### STATED GOAL:
Copy the data that follows, character for character, minus the pictures.

====================

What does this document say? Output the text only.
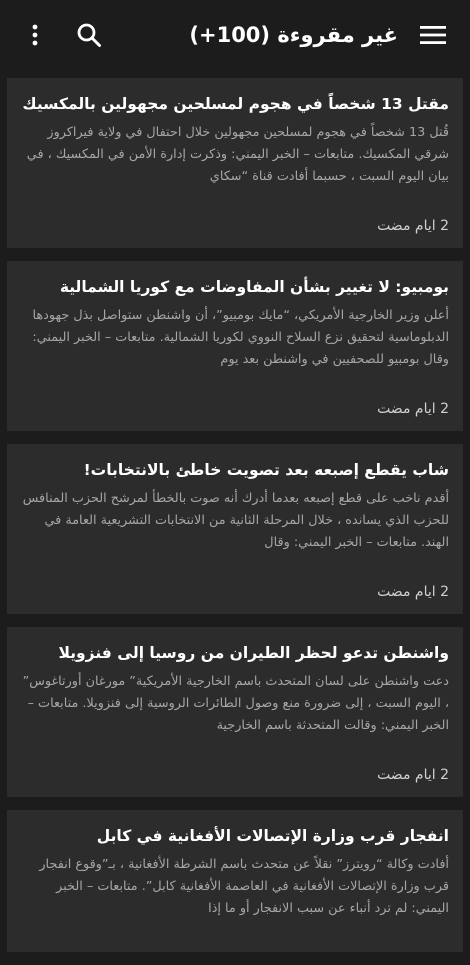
غير مقروءة (100+)
مقتل 13 شخصاً في هجوم لمسلحين مجهولين بالمكسيك

قُتل 13 شخصاً في هجوم لمسلحين مجهولين خلال احتفال في ولاية فيراكروز شرقي المكسيك. متابعات – الخبر اليمني: وذكرت إدارة الأمن في المكسيك ، في بيان اليوم السبت ، حسبما أفادت قناة “سكاي

2 ايام مضت
بومبيو: لا تغيير بشأن المفاوضات مع كوريا الشمالية

أعلن وزير الخارجية الأمريكي، “مايك بومبيو”، أن واشنطن ستواصل بذل جهودها الدبلوماسية لتحقيق نزع السلاح النووي لكوريا الشمالية. متابعات – الخبر اليمني: وقال بومبيو للصحفيين في واشنطن بعد يوم

2 ايام مضت
شاب يقطع إصبعه بعد تصويت خاطئ بالانتخابات!

أقدم ناخب على قطع إصبعه بعدما أدرك أنه صوت بالخطأ لمرشح الحزب المنافس للحزب الذي يسانده ، خلال المرحلة الثانية من الانتخابات التشريعية العامة في الهند. متابعات – الخبر اليمني: وقال

2 ايام مضت
واشنطن تدعو لحظر الطيران من روسيا إلى فنزويلا

دعت واشنطن على لسان المتحدث باسم الخارجية الأمريكية” مورغان أورتاغوس” ، اليوم السبت ، إلى ضرورة منع وصول الطائرات الروسية إلى فنزويلا. متابعات – الخبر اليمني: وقالت المتحدثة باسم الخارجية

2 ايام مضت
انفجار قرب وزارة الإتصالات الأفغانية في كابل

أفادت وكالة “رويترز” نقلاً عن متحدث باسم الشرطة الأفغانية ، بـ”وقوع انفجار قرب وزارة الإتصالات الأفغانية في العاصمة الأفغانية كابل”. متابعات – الخبر اليمني: لم ترد أنباء عن سبب الانفجار أو ما إذا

====================

### SOLVED PROBLEM:
What does this document say? Output the text only.
غير مقروءة (100+)
مقتل 13 شخصاً في هجوم لمسلحين مجهولين بالمكسيك

قُتل 13 شخصاً في هجوم لمسلحين مجهولين خلال احتفال في ولاية فيراكروز شرقي المكسيك. متابعات – الخبر اليمني: وذكرت إدارة الأمن في المكسيك ، في بيان اليوم السبت ، حسبما أفادت قناة “سكاي

2 ايام مضت
بومبيو: لا تغيير بشأن المفاوضات مع كوريا الشمالية

أعلن وزير الخارجية الأمريكي، “مايك بومبيو”، أن واشنطن ستواصل بذل جهودها الدبلوماسية لتحقيق نزع السلاح النووي لكوريا الشمالية. متابعات – الخبر اليمني: وقال بومبيو للصحفيين في واشنطن بعد يوم

2 ايام مضت
شاب يقطع إصبعه بعد تصويت خاطئ بالانتخابات!

أقدم ناخب على قطع إصبعه بعدما أدرك أنه صوت بالخطأ لمرشح الحزب المنافس للحزب الذي يسانده ، خلال المرحلة الثانية من الانتخابات التشريعية العامة في الهند. متابعات – الخبر اليمني: وقال

2 ايام مضت
واشنطن تدعو لحظر الطيران من روسيا إلى فنزويلا

دعت واشنطن على لسان المتحدث باسم الخارجية الأمريكية” مورغان أورتاغوس” ، اليوم السبت ، إلى ضرورة منع وصول الطائرات الروسية إلى فنزويلا. متابعات – الخبر اليمني: وقالت المتحدثة باسم الخارجية

2 ايام مضت
انفجار قرب وزارة الإتصالات الأفغانية في كابل

أفادت وكالة “رويترز” نقلاً عن متحدث باسم الشرطة الأفغانية ، بـ”وقوع انفجار قرب وزارة الإتصالات الأفغانية في العاصمة الأفغانية كابل”. متابعات – الخبر اليمني: لم ترد أنباء عن سبب الانفجار أو ما إذا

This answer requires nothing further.